TASKS TO COMPLETE:
[1] Retype the passage of the Substation overview starting with "Substation is a" and going on through "covers clouds.yaml setup.".
[2] Decide whether each statement below agrees with the Substation overview, answering yes or no and quoting the words that decide it: (a) Substation works only with OpenStack Caracal or later releases; (b) the parallel search queries six OpenStack services at the same time; (c) Substation is licensed under the Apache License.

[[ EXTRACTED TEXT open ]]

Performance isn't a feature, it's a requirement. When you're troubleshooting a production issue, every second of latency is another second of downtime. We designed Substation to reduce API calls by 60-80% through intelligent multi-level caching. Most operations complete in under a second. The parallel search system queries six OpenStack services simultaneously and returns results in under 500 milliseconds on typical deployments. We track performance metrics in real-time and alert on regressions because slow tools cost sleep. Your OpenStack API might be slow, but Substation won't make it worse.

Complete coverage with the features that matter. Substation gives you full control over Compute, Networking, Storage, Object Storage, Images, and Secrets. But it's not just about ticking boxes on a feature matrix. The object storage implementation includes ETAG optimization for bulk transfers because we've moved terabytes of data at 2 AM and learned what matters. Batch operations handle hundreds of resources simultaneously because sometimes you need to tag an entire environment. Real-time updates with configurable refresh intervals because stale data makes bad decisions. Health monitoring with automatic performance regression detection because you should know when something's getting slower before it becomes a problem. Every feature exists because someone needed it while their pager was going off.

What You Get

Substation is a complete terminal interface for OpenStack. You get resource management across Nova, Neutron, Cinder, Swift, Glance, and Barbican. You get intelligent caching that reduces API load and improves response times. You get parallel search that makes finding resources fast. You get batch operations, real-time updates, and health monitoring. You get keyboard shortcuts that make sense and context-aware help that doesn't make you leave your current view. You get multi-region support and comprehensive error recovery with exponential backoff retry. You get a tool that works the way you think.

Getting Started: Quick Start Guide gets you running in one minute. Installation has the detailed instructions. Configuration covers clouds.yaml setup.

For Operators: Keyboard Shortcuts for navigation mastery. Common Workflows for everyday operations. Troubleshooting for when things go wrong.

For Developers: Developer Guide for contributing. FormBuilder Guide for building forms. API Reference for using Substation packages.

Deep Dives: Architecture for system design. Performance for optimization details. Security for protection and best practices. Object Storage for Swift integration.

System Requirements

Substation runs on macOS 13 or later and modern Linux distributions. Any terminal with ncurses support works fine. We designed it for OpenStack Queens or later, though Caracal and newer releases give you full feature compatibility. That said, version detection isn't enforced - if you have a Keystone v3 endpoint, Substation will attempt to work with it. Older releases may have limited functionality or compatibility issues, but we won't stop you from trying. You need about 200MB of memory for the application itself, plus around 100MB of cache if you're managing 10,000 resources. Your terminal emulator probably uses more memory than Substation does.

Getting Help

Press ? at any time in Substation for context-aware help. Read the Troubleshooting Guide for common issues and solutions. Report bugs and request features on GitHub.

License

Substation is open-source software licensed under the MIT License. Free as in beer and speech. Use it. Fork it. Break it. Fix it. Share it.


You're not alone. Every OpenStack operator has been woken up at 3 AM. At least now you have a tool that doesn't make it worse.

Built by operators who've been there. For operators who are there now.

[[ EXTRACTED TEXT closed ]]
[[ DATASET RECORDS open ]]

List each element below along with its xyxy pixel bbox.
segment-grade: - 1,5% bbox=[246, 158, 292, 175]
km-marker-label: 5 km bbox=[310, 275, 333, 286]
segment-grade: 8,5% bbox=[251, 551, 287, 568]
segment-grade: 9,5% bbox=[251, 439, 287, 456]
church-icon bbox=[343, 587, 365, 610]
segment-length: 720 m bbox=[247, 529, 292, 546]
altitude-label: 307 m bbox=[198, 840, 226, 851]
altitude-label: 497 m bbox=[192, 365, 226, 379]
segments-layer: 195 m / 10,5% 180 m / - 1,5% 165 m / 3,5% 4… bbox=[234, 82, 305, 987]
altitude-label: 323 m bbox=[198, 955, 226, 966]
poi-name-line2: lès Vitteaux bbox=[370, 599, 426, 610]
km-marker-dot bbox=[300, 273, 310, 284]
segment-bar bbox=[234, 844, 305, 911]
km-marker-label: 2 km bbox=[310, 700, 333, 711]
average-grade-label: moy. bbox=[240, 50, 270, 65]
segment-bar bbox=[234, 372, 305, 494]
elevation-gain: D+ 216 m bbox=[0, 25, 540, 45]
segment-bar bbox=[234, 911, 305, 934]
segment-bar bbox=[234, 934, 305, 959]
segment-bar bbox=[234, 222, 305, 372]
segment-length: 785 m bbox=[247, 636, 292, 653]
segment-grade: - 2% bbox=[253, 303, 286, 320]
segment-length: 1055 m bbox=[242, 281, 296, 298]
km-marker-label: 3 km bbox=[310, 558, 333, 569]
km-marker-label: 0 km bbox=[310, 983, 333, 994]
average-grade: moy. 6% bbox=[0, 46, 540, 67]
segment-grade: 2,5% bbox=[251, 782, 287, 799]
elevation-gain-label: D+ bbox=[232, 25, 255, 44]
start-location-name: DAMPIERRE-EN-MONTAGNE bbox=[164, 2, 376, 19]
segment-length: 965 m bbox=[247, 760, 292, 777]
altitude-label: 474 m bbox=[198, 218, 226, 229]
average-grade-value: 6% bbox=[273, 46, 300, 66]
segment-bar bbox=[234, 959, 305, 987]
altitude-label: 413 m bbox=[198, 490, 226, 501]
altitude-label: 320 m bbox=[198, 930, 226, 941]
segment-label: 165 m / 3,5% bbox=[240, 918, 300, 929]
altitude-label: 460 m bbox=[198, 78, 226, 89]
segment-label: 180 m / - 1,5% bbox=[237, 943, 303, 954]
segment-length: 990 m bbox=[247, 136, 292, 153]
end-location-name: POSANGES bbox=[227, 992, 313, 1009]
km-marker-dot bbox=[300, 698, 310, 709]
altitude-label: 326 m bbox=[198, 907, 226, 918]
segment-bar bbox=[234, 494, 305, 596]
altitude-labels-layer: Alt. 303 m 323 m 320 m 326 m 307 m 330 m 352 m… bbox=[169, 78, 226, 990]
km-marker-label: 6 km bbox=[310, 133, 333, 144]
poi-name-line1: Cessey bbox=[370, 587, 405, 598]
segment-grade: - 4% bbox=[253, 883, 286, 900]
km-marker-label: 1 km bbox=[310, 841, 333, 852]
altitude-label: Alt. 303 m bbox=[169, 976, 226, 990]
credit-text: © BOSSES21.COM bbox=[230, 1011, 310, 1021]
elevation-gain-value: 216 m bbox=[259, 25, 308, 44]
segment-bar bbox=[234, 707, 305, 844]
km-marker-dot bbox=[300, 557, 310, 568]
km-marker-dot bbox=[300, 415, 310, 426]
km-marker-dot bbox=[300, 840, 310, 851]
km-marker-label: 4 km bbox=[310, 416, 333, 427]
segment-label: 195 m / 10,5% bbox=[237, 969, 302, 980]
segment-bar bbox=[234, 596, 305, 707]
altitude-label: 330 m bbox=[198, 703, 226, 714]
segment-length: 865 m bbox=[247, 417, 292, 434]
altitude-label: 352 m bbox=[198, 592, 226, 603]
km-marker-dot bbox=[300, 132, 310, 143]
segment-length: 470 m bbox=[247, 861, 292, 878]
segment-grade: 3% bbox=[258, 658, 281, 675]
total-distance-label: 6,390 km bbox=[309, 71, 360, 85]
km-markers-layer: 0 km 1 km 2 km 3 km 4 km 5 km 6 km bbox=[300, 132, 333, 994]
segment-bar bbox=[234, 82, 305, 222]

[[ DATASET RECORDS closed ]]

ANSWERS TO THE PROBLEMS:
[1]
Substation is a complete terminal interface for OpenStack. You get resource management across Nova, Neutron, Cinder, Swift, Glance, and Barbican. You get intelligent caching that reduces API load and improves response times. You get parallel search that makes finding resources fast. You get batch operations, real-time updates, and health monitoring. You get keyboard shortcuts that make sense and context-aware help that doesn't make you leave your current view. You get multi-region support and comprehensive error recovery with exponential backoff retry. You get a tool that works the way you think.

Getting Started: Quick Start Guide gets you running in one minute. Installation has the detailed instructions. Configuration covers clouds.yaml setup.

[2]
(a) No: "We designed it for OpenStack Queens or later, though Caracal and newer releases give you full feature compatibility."
(b) Yes: "The parallel search system queries six OpenStack services simultaneously."
(c) No: "Substation is open-source software licensed under the MIT License."